Extract the lines that carry the string "GDPNow" from the listing.
§
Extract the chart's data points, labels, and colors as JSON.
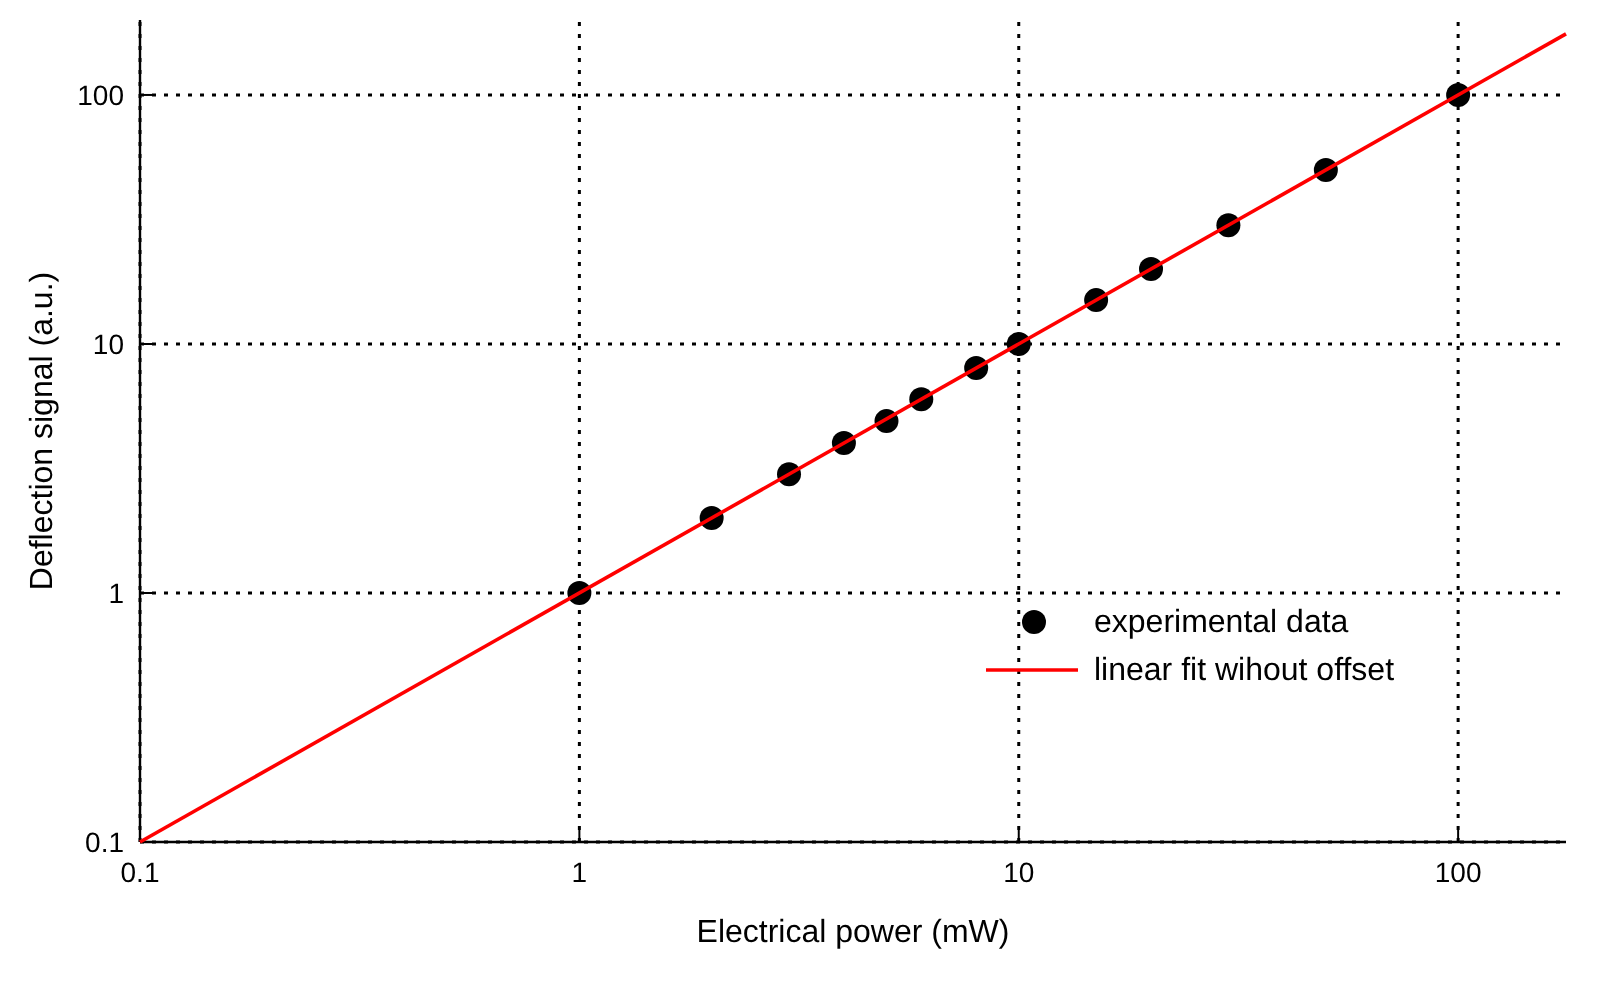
{
  "chart_data": {
    "type": "scatter",
    "xlabel": "Electrical power (mW)",
    "ylabel": "Deflection signal (a.u.)",
    "log": "xy",
    "xlim": [
      0.1,
      176
    ],
    "ylim": [
      0.1,
      200
    ],
    "xticks": [
      0.1,
      1,
      10,
      100
    ],
    "yticks": [
      0.1,
      1,
      10,
      100
    ],
    "grid": true,
    "legend": "bottom right",
    "series": [
      {
        "name": "experimental data",
        "marker": "circle",
        "color": "#000000",
        "x": [
          1,
          2,
          3,
          4,
          5,
          6,
          8,
          10,
          15,
          20,
          30,
          50,
          100
        ],
        "values": [
          1,
          2,
          3,
          4,
          4.9,
          6,
          8,
          10,
          15,
          20,
          30,
          50,
          100
        ]
      },
      {
        "name": "linear fit wihout offset",
        "type": "line",
        "color": "#ff0000",
        "line_style": "solid",
        "x": [
          0.1,
          176
        ],
        "values": [
          0.1,
          176
        ]
      }
    ]
  }
}
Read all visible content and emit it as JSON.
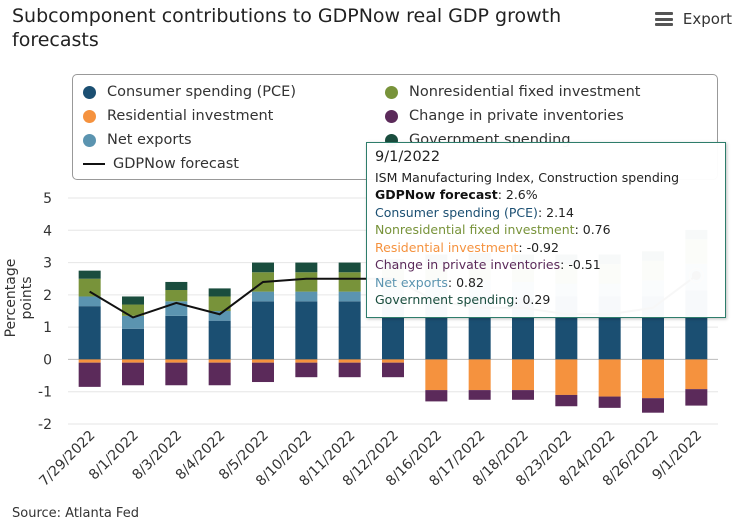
{
  "header": {
    "title": "Subcomponent contributions to GDPNow real GDP growth forecasts",
    "export_label": "Export"
  },
  "source": "Source: Atlanta Fed",
  "colors": {
    "pce": "#1b4f72",
    "residential": "#f5923e",
    "net_exports": "#5b94b0",
    "nonres": "#78933a",
    "inventories": "#5b2a5a",
    "government": "#1a4d3e",
    "forecast": "#111111"
  },
  "legend": [
    {
      "key": "pce",
      "label": "Consumer spending (PCE)"
    },
    {
      "key": "nonres",
      "label": "Nonresidential fixed investment"
    },
    {
      "key": "residential",
      "label": "Residential investment"
    },
    {
      "key": "inventories",
      "label": "Change in private inventories"
    },
    {
      "key": "net_exports",
      "label": "Net exports"
    },
    {
      "key": "government",
      "label": "Government spending"
    },
    {
      "key": "forecast",
      "label": "GDPNow forecast"
    }
  ],
  "tooltip": {
    "date": "9/1/2022",
    "event": "ISM Manufacturing Index, Construction spending",
    "lines": [
      {
        "label": "GDPNow forecast",
        "value": "2.6%",
        "color": "#111111",
        "bold": true
      },
      {
        "label": "Consumer spending (PCE)",
        "value": "2.14",
        "color": "#1b4f72"
      },
      {
        "label": "Nonresidential fixed investment",
        "value": "0.76",
        "color": "#78933a"
      },
      {
        "label": "Residential investment",
        "value": "-0.92",
        "color": "#f5923e"
      },
      {
        "label": "Change in private inventories",
        "value": "-0.51",
        "color": "#5b2a5a"
      },
      {
        "label": "Net exports",
        "value": "0.82",
        "color": "#5b94b0"
      },
      {
        "label": "Government spending",
        "value": "0.29",
        "color": "#1a4d3e"
      }
    ]
  },
  "chart_data": {
    "type": "bar",
    "stacked": true,
    "title": "Subcomponent contributions to GDPNow real GDP growth forecasts",
    "xlabel": "",
    "ylabel": "Percentage points",
    "ylim": [
      -2,
      5
    ],
    "yticks": [
      -2,
      -1,
      0,
      1,
      2,
      3,
      4,
      5
    ],
    "categories": [
      "7/29/2022",
      "8/1/2022",
      "8/3/2022",
      "8/4/2022",
      "8/5/2022",
      "8/10/2022",
      "8/11/2022",
      "8/12/2022",
      "8/16/2022",
      "8/17/2022",
      "8/18/2022",
      "8/23/2022",
      "8/24/2022",
      "8/26/2022",
      "9/1/2022"
    ],
    "series": [
      {
        "key": "pce",
        "name": "Consumer spending (PCE)",
        "values": [
          1.65,
          0.95,
          1.35,
          1.2,
          1.8,
          1.8,
          1.8,
          1.9,
          1.9,
          1.95,
          1.9,
          1.95,
          1.95,
          1.95,
          2.14
        ]
      },
      {
        "key": "residential",
        "name": "Residential investment",
        "values": [
          -0.1,
          -0.1,
          -0.1,
          -0.1,
          -0.1,
          -0.1,
          -0.1,
          -0.1,
          -0.95,
          -0.95,
          -0.95,
          -1.1,
          -1.15,
          -1.2,
          -0.92
        ]
      },
      {
        "key": "net_exports",
        "name": "Net exports",
        "values": [
          0.3,
          0.4,
          0.45,
          0.3,
          0.3,
          0.3,
          0.3,
          0.3,
          0.5,
          0.5,
          0.5,
          0.4,
          0.4,
          0.5,
          0.82
        ]
      },
      {
        "key": "nonres",
        "name": "Nonresidential fixed investment",
        "values": [
          0.55,
          0.35,
          0.35,
          0.45,
          0.6,
          0.6,
          0.6,
          0.6,
          0.55,
          0.55,
          0.55,
          0.6,
          0.6,
          0.6,
          0.76
        ]
      },
      {
        "key": "inventories",
        "name": "Change in private inventories",
        "values": [
          -0.75,
          -0.7,
          -0.7,
          -0.7,
          -0.6,
          -0.45,
          -0.45,
          -0.45,
          -0.35,
          -0.3,
          -0.3,
          -0.35,
          -0.35,
          -0.45,
          -0.51
        ]
      },
      {
        "key": "government",
        "name": "Government spending",
        "values": [
          0.25,
          0.25,
          0.25,
          0.25,
          0.3,
          0.3,
          0.3,
          0.3,
          0.3,
          0.3,
          0.3,
          0.3,
          0.3,
          0.3,
          0.29
        ]
      }
    ],
    "line": {
      "key": "forecast",
      "name": "GDPNow forecast",
      "values": [
        2.1,
        1.3,
        1.75,
        1.4,
        2.4,
        2.5,
        2.5,
        2.5,
        1.8,
        1.6,
        1.6,
        1.4,
        1.4,
        1.6,
        2.6
      ]
    },
    "highlight_index": 14
  }
}
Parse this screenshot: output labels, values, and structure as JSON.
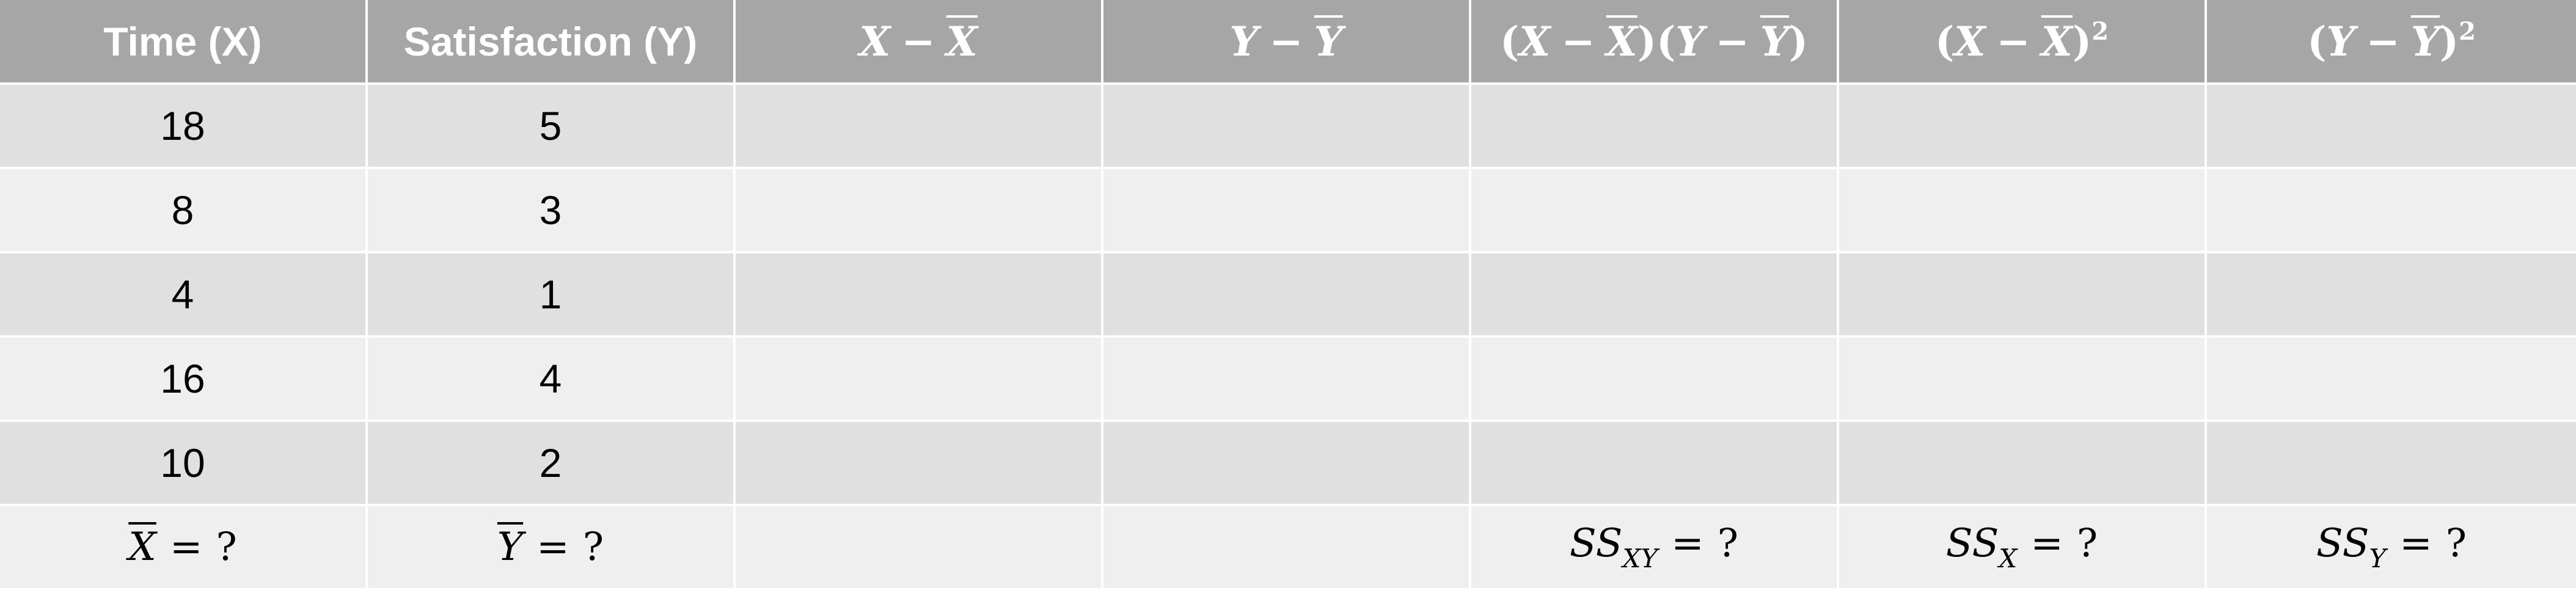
{
  "headers": {
    "time": "Time (X)",
    "satisfaction": "Satisfaction (Y)",
    "x_dev": {
      "var": "X",
      "op": "−",
      "mean": "X"
    },
    "y_dev": {
      "var": "Y",
      "op": "−",
      "mean": "Y"
    },
    "product": {
      "x": "X",
      "xbar": "X",
      "y": "Y",
      "ybar": "Y",
      "op": "−"
    },
    "x_sq": {
      "var": "X",
      "mean": "X",
      "op": "−",
      "exp": "2"
    },
    "y_sq": {
      "var": "Y",
      "mean": "Y",
      "op": "−",
      "exp": "2"
    }
  },
  "rows": [
    {
      "x": "18",
      "y": "5"
    },
    {
      "x": "8",
      "y": "3"
    },
    {
      "x": "4",
      "y": "1"
    },
    {
      "x": "16",
      "y": "4"
    },
    {
      "x": "10",
      "y": "2"
    }
  ],
  "footer": {
    "xbar": {
      "var": "X",
      "eq": "=",
      "val": "?"
    },
    "ybar": {
      "var": "Y",
      "eq": "=",
      "val": "?"
    },
    "ssxy": {
      "base": "SS",
      "sub": "XY",
      "eq": "=",
      "val": "?"
    },
    "ssx": {
      "base": "SS",
      "sub": "X",
      "eq": "=",
      "val": "?"
    },
    "ssy": {
      "base": "SS",
      "sub": "Y",
      "eq": "=",
      "val": "?"
    }
  },
  "colors": {
    "header_bg": "#a6a6a6",
    "row_dark": "#e0e0e0",
    "row_light": "#efefef",
    "grid_line": "#ffffff"
  }
}
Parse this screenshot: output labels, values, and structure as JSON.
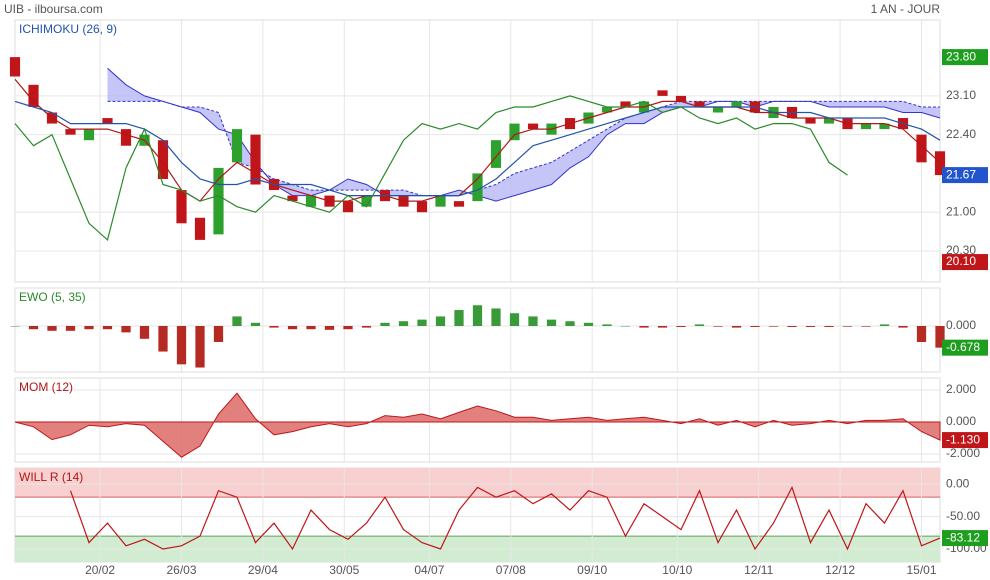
§
### Answer in full
    "title": "Subcomponent contributions to GDPNow real GDP growth forecasts",
      "label": "GDPNow forecast"
        "label": "GDPNow forecast",
    "title": "Subcomponent contributions to GDPNow real GDP growth forecasts",
      "name": "GDPNow forecast",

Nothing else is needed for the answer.